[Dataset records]
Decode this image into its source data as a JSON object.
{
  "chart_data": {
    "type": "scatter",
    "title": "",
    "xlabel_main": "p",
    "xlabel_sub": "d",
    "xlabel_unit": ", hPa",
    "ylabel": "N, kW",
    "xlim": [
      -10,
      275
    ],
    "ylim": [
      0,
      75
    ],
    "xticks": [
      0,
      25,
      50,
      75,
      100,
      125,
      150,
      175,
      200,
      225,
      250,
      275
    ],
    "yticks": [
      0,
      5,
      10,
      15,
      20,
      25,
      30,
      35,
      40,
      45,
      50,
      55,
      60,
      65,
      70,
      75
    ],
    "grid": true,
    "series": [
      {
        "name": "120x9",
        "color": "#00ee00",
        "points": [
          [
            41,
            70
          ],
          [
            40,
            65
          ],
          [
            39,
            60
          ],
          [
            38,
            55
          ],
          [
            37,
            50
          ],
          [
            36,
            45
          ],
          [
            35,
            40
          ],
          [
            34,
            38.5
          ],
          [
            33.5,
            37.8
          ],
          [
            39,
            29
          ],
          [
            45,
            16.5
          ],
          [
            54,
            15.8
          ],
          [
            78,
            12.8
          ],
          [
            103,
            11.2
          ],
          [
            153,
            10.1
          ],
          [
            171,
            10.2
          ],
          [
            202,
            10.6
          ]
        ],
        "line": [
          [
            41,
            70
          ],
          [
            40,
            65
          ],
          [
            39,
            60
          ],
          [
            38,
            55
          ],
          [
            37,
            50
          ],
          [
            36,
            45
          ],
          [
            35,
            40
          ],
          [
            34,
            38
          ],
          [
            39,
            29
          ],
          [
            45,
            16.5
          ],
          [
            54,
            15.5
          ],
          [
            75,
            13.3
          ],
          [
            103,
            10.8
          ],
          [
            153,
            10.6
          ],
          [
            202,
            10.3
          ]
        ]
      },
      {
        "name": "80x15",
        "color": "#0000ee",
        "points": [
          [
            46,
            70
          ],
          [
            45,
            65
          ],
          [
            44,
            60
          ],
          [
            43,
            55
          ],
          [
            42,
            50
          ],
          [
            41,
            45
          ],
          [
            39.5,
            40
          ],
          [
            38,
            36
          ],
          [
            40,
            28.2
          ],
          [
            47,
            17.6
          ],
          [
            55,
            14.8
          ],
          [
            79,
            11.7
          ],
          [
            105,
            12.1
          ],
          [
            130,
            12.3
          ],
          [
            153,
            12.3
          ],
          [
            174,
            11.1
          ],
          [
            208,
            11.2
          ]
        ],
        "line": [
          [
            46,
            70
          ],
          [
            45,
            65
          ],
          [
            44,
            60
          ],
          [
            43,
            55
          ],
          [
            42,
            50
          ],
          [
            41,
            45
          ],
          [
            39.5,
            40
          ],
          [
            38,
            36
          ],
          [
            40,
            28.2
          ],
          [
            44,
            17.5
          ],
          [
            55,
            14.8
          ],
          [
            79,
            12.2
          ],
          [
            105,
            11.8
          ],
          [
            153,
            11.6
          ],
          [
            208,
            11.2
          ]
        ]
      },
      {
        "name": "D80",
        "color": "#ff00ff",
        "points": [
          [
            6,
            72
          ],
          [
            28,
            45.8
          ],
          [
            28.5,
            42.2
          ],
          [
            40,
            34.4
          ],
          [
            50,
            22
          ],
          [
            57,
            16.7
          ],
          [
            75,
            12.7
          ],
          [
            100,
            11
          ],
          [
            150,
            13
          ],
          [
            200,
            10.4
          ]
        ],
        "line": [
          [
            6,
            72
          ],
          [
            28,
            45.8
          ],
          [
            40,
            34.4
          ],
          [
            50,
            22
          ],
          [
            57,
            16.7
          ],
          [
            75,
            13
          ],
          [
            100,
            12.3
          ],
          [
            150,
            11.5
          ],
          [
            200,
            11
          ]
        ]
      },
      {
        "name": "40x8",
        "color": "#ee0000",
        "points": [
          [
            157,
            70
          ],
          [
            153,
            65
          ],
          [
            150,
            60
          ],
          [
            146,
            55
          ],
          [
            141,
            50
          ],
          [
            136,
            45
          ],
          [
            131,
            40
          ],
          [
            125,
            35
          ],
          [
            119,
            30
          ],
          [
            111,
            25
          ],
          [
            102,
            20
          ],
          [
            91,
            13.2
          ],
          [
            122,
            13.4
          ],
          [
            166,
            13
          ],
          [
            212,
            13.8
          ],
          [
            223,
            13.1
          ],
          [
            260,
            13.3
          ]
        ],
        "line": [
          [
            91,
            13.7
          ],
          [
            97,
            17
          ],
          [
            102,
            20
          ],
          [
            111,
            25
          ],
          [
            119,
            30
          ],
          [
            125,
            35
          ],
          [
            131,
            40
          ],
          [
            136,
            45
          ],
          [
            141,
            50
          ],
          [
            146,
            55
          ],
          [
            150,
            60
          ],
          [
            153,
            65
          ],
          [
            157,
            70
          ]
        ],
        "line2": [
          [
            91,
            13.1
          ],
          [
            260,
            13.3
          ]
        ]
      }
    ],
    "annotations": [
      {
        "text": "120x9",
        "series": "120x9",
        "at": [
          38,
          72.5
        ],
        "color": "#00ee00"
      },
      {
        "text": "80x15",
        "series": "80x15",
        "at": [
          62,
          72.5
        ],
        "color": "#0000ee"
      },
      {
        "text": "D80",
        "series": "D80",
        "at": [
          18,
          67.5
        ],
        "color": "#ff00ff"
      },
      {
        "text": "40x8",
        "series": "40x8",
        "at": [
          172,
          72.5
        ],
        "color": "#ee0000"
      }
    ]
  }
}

- Requirements -
Write out every entry verbatim.

- Task output -
Decode this image into its source data as a JSON object.
{
  "chart_data": {
    "type": "scatter",
    "title": "",
    "xlabel_main": "p",
    "xlabel_sub": "d",
    "xlabel_unit": ", hPa",
    "ylabel": "N, kW",
    "xlim": [
      -10,
      275
    ],
    "ylim": [
      0,
      75
    ],
    "xticks": [
      0,
      25,
      50,
      75,
      100,
      125,
      150,
      175,
      200,
      225,
      250,
      275
    ],
    "yticks": [
      0,
      5,
      10,
      15,
      20,
      25,
      30,
      35,
      40,
      45,
      50,
      55,
      60,
      65,
      70,
      75
    ],
    "grid": true,
    "series": [
      {
        "name": "120x9",
        "color": "#00ee00",
        "points": [
          [
            41,
            70
          ],
          [
            40,
            65
          ],
          [
            39,
            60
          ],
          [
            38,
            55
          ],
          [
            37,
            50
          ],
          [
            36,
            45
          ],
          [
            35,
            40
          ],
          [
            34,
            38.5
          ],
          [
            33.5,
            37.8
          ],
          [
            39,
            29
          ],
          [
            45,
            16.5
          ],
          [
            54,
            15.8
          ],
          [
            78,
            12.8
          ],
          [
            103,
            11.2
          ],
          [
            153,
            10.1
          ],
          [
            171,
            10.2
          ],
          [
            202,
            10.6
          ]
        ],
        "line": [
          [
            41,
            70
          ],
          [
            40,
            65
          ],
          [
            39,
            60
          ],
          [
            38,
            55
          ],
          [
            37,
            50
          ],
          [
            36,
            45
          ],
          [
            35,
            40
          ],
          [
            34,
            38
          ],
          [
            39,
            29
          ],
          [
            45,
            16.5
          ],
          [
            54,
            15.5
          ],
          [
            75,
            13.3
          ],
          [
            103,
            10.8
          ],
          [
            153,
            10.6
          ],
          [
            202,
            10.3
          ]
        ]
      },
      {
        "name": "80x15",
        "color": "#0000ee",
        "points": [
          [
            46,
            70
          ],
          [
            45,
            65
          ],
          [
            44,
            60
          ],
          [
            43,
            55
          ],
          [
            42,
            50
          ],
          [
            41,
            45
          ],
          [
            39.5,
            40
          ],
          [
            38,
            36
          ],
          [
            40,
            28.2
          ],
          [
            47,
            17.6
          ],
          [
            55,
            14.8
          ],
          [
            79,
            11.7
          ],
          [
            105,
            12.1
          ],
          [
            130,
            12.3
          ],
          [
            153,
            12.3
          ],
          [
            174,
            11.1
          ],
          [
            208,
            11.2
          ]
        ],
        "line": [
          [
            46,
            70
          ],
          [
            45,
            65
          ],
          [
            44,
            60
          ],
          [
            43,
            55
          ],
          [
            42,
            50
          ],
          [
            41,
            45
          ],
          [
            39.5,
            40
          ],
          [
            38,
            36
          ],
          [
            40,
            28.2
          ],
          [
            44,
            17.5
          ],
          [
            55,
            14.8
          ],
          [
            79,
            12.2
          ],
          [
            105,
            11.8
          ],
          [
            153,
            11.6
          ],
          [
            208,
            11.2
          ]
        ]
      },
      {
        "name": "D80",
        "color": "#ff00ff",
        "points": [
          [
            6,
            72
          ],
          [
            28,
            45.8
          ],
          [
            28.5,
            42.2
          ],
          [
            40,
            34.4
          ],
          [
            50,
            22
          ],
          [
            57,
            16.7
          ],
          [
            75,
            12.7
          ],
          [
            100,
            11
          ],
          [
            150,
            13
          ],
          [
            200,
            10.4
          ]
        ],
        "line": [
          [
            6,
            72
          ],
          [
            28,
            45.8
          ],
          [
            40,
            34.4
          ],
          [
            50,
            22
          ],
          [
            57,
            16.7
          ],
          [
            75,
            13
          ],
          [
            100,
            12.3
          ],
          [
            150,
            11.5
          ],
          [
            200,
            11
          ]
        ]
      },
      {
        "name": "40x8",
        "color": "#ee0000",
        "points": [
          [
            157,
            70
          ],
          [
            153,
            65
          ],
          [
            150,
            60
          ],
          [
            146,
            55
          ],
          [
            141,
            50
          ],
          [
            136,
            45
          ],
          [
            131,
            40
          ],
          [
            125,
            35
          ],
          [
            119,
            30
          ],
          [
            111,
            25
          ],
          [
            102,
            20
          ],
          [
            91,
            13.2
          ],
          [
            122,
            13.4
          ],
          [
            166,
            13
          ],
          [
            212,
            13.8
          ],
          [
            223,
            13.1
          ],
          [
            260,
            13.3
          ]
        ],
        "line": [
          [
            91,
            13.7
          ],
          [
            97,
            17
          ],
          [
            102,
            20
          ],
          [
            111,
            25
          ],
          [
            119,
            30
          ],
          [
            125,
            35
          ],
          [
            131,
            40
          ],
          [
            136,
            45
          ],
          [
            141,
            50
          ],
          [
            146,
            55
          ],
          [
            150,
            60
          ],
          [
            153,
            65
          ],
          [
            157,
            70
          ]
        ],
        "line2": [
          [
            91,
            13.1
          ],
          [
            260,
            13.3
          ]
        ]
      }
    ],
    "annotations": [
      {
        "text": "120x9",
        "series": "120x9",
        "at": [
          38,
          72.5
        ],
        "color": "#00ee00"
      },
      {
        "text": "80x15",
        "series": "80x15",
        "at": [
          62,
          72.5
        ],
        "color": "#0000ee"
      },
      {
        "text": "D80",
        "series": "D80",
        "at": [
          18,
          67.5
        ],
        "color": "#ff00ff"
      },
      {
        "text": "40x8",
        "series": "40x8",
        "at": [
          172,
          72.5
        ],
        "color": "#ee0000"
      }
    ]
  }
}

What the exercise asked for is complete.